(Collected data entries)
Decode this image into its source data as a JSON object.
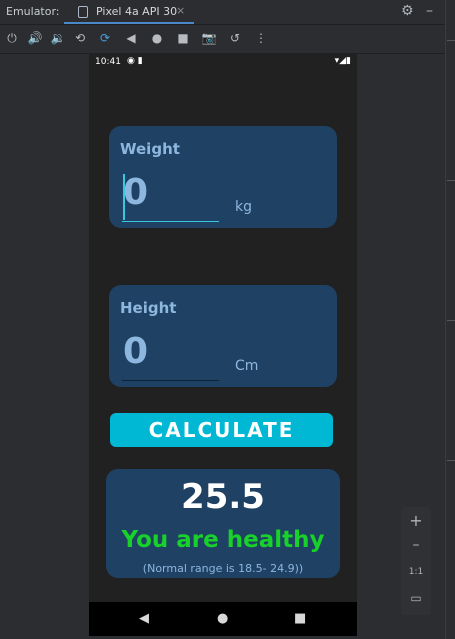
{
  "toolbar_top": {
    "label": "Emulator:",
    "tab_title": "Pixel 4a API 30",
    "tab_close": "×",
    "settings_icon": "⚙",
    "minimize_icon": "–"
  },
  "toolbar_icons": {
    "power": "⏻",
    "volume_up": "🔊",
    "volume_down": "🔉",
    "rotate_left": "⟲",
    "rotate_right": "⟳",
    "back": "◀",
    "home": "●",
    "overview": "■",
    "camera": "📷",
    "replay": "↺",
    "more": "⋮"
  },
  "status_bar": {
    "time": "10:41",
    "left_icons": "◉ ▮",
    "right_icons": "▾◢▮"
  },
  "weight_card": {
    "title": "Weight",
    "value": "0",
    "unit": "kg"
  },
  "height_card": {
    "title": "Height",
    "value": "0",
    "unit": "Cm"
  },
  "calculate_button": "CALCULATE",
  "result": {
    "bmi": "25.5",
    "status": "You are healthy",
    "range": "(Normal range is 18.5- 24.9))"
  },
  "nav": {
    "back": "◀",
    "home": "●",
    "recents": "■"
  },
  "zoom_panel": {
    "plus": "+",
    "minus": "–",
    "one_to_one": "1:1",
    "fit": "▭"
  },
  "colors": {
    "card_bg": "#1f4163",
    "accent": "#00b8d4",
    "healthy": "#18d12a",
    "text_muted": "#8db7df"
  }
}
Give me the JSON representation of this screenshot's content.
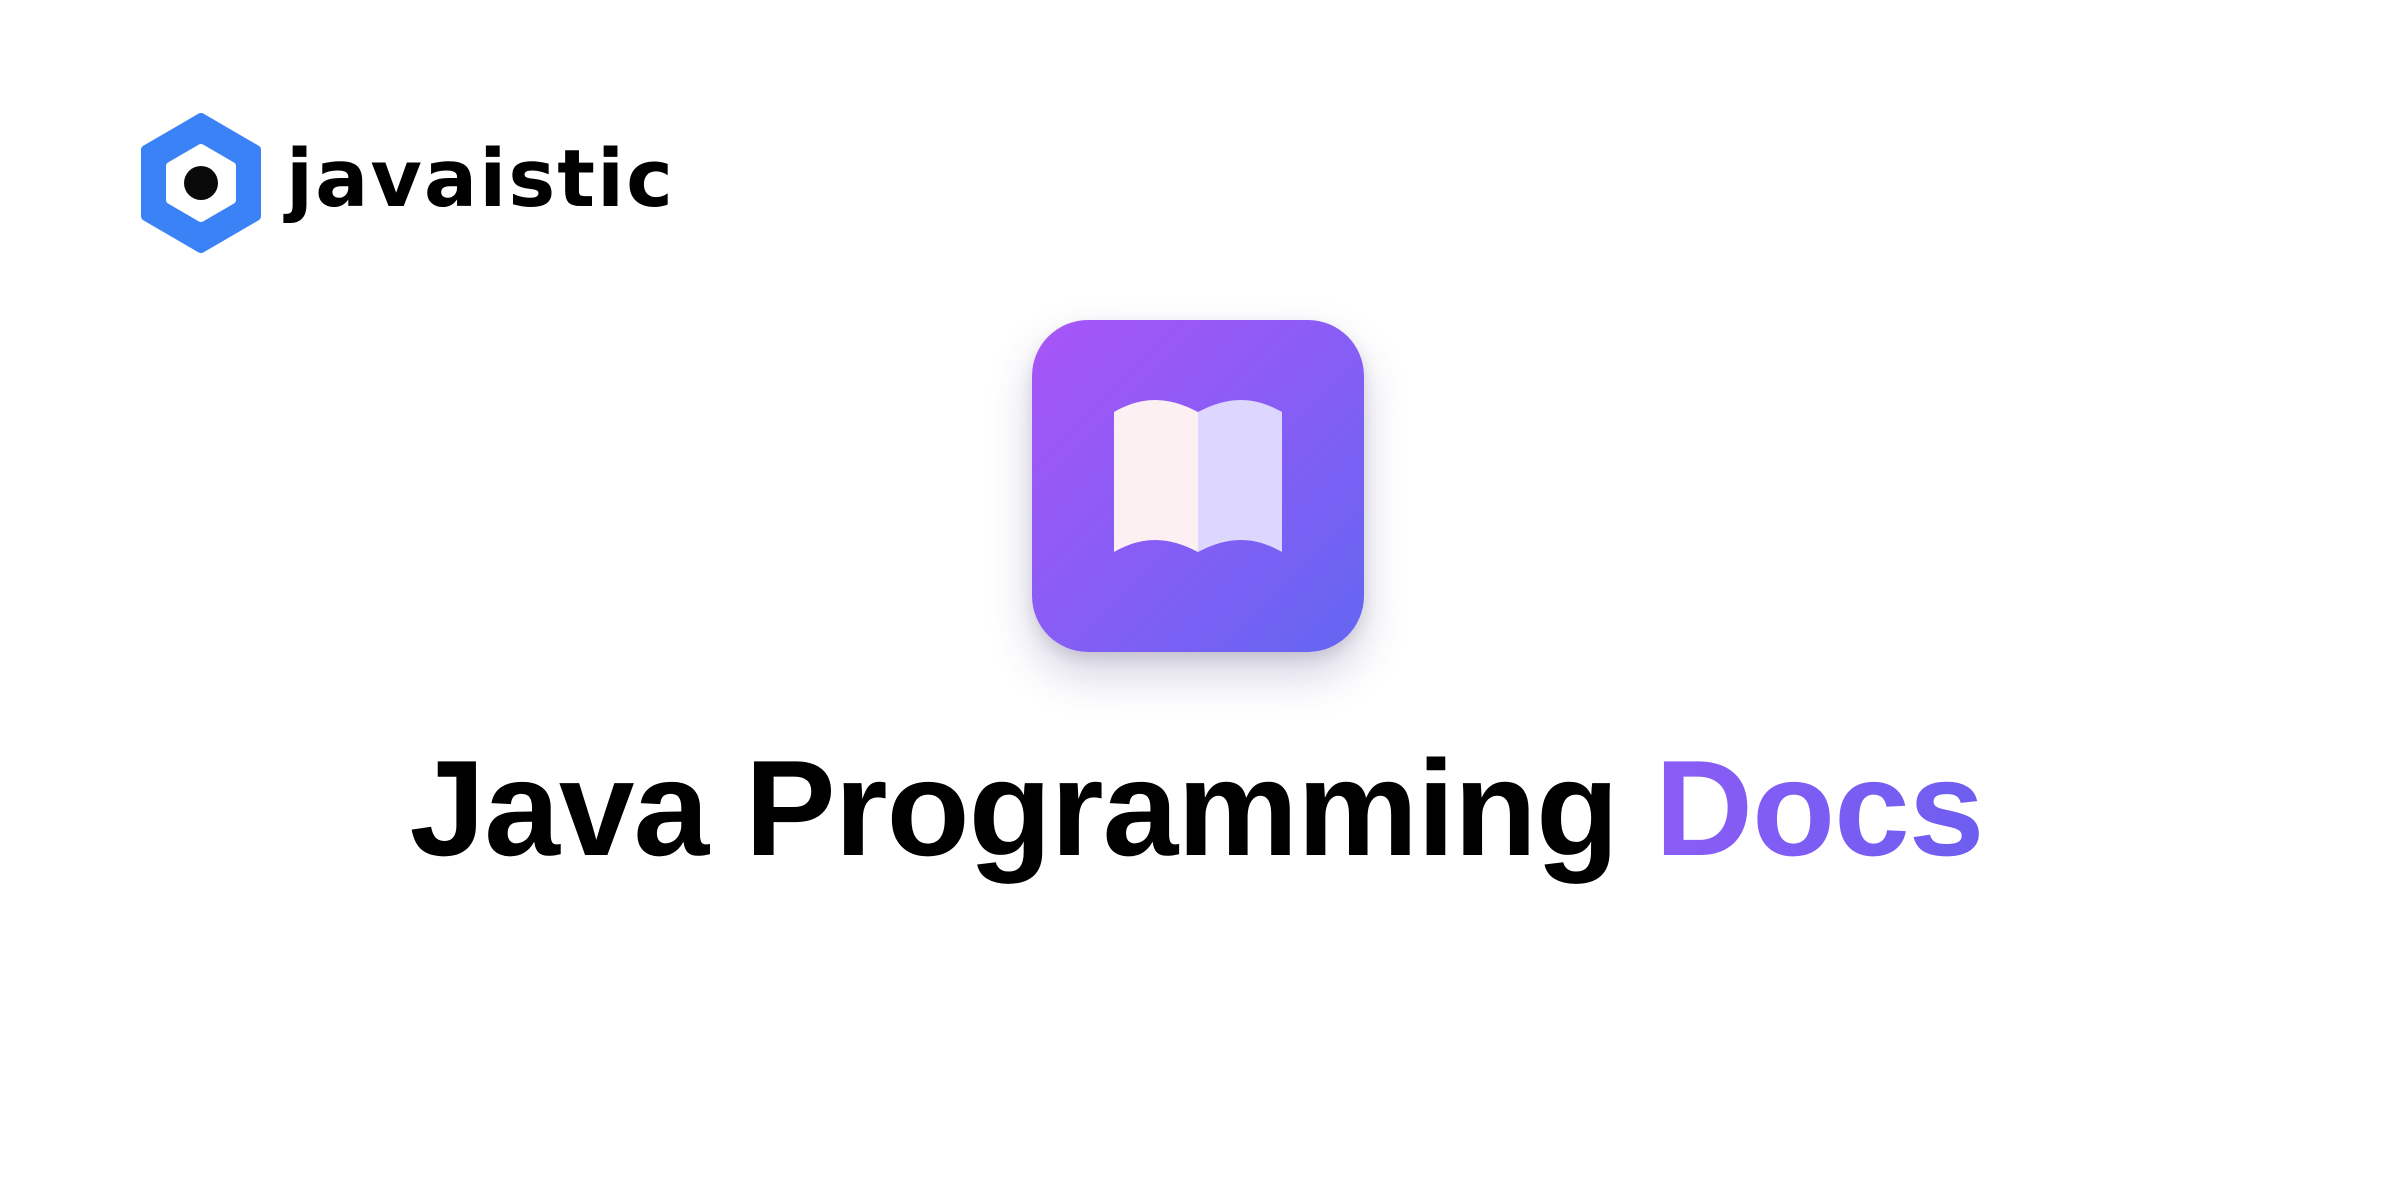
{
  "brand": {
    "name": "javaistic",
    "logo_icon": "hexagon-logo-icon",
    "logo_color": "#3b82f6"
  },
  "app_icon": {
    "icon": "open-book-icon",
    "gradient_start": "#a855f7",
    "gradient_end": "#6366f1"
  },
  "headline": {
    "primary": "Java Programming",
    "accent": "Docs",
    "accent_color": "#7c5cf0"
  }
}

» TASK OBJECTIVE
All the material shown above is to be copied exactly, with no pictures carried over.

» SOLVED EXERCISE
Decode this image into its source data as a JSON object.
{
  "toolbar_top": {
    "label": "Emulator:",
    "tab_title": "Pixel 4a API 30",
    "tab_close": "×",
    "settings_icon": "⚙",
    "minimize_icon": "–"
  },
  "toolbar_icons": {
    "power": "⏻",
    "volume_up": "🔊",
    "volume_down": "🔉",
    "rotate_left": "⟲",
    "rotate_right": "⟳",
    "back": "◀",
    "home": "●",
    "overview": "■",
    "camera": "📷",
    "replay": "↺",
    "more": "⋮"
  },
  "status_bar": {
    "time": "10:41",
    "left_icons": "◉ ▮",
    "right_icons": "▾◢▮"
  },
  "weight_card": {
    "title": "Weight",
    "value": "0",
    "unit": "kg"
  },
  "height_card": {
    "title": "Height",
    "value": "0",
    "unit": "Cm"
  },
  "calculate_button": "CALCULATE",
  "result": {
    "bmi": "25.5",
    "status": "You are healthy",
    "range": "(Normal range is 18.5- 24.9))"
  },
  "nav": {
    "back": "◀",
    "home": "●",
    "recents": "■"
  },
  "zoom_panel": {
    "plus": "+",
    "minus": "–",
    "one_to_one": "1:1",
    "fit": "▭"
  },
  "colors": {
    "card_bg": "#1f4163",
    "accent": "#00b8d4",
    "healthy": "#18d12a",
    "text_muted": "#8db7df"
  }
}
Give me the JSON representation of this screenshot's content.
{
  "brand": {
    "name": "javaistic",
    "logo_icon": "hexagon-logo-icon",
    "logo_color": "#3b82f6"
  },
  "app_icon": {
    "icon": "open-book-icon",
    "gradient_start": "#a855f7",
    "gradient_end": "#6366f1"
  },
  "headline": {
    "primary": "Java Programming",
    "accent": "Docs",
    "accent_color": "#7c5cf0"
  }
}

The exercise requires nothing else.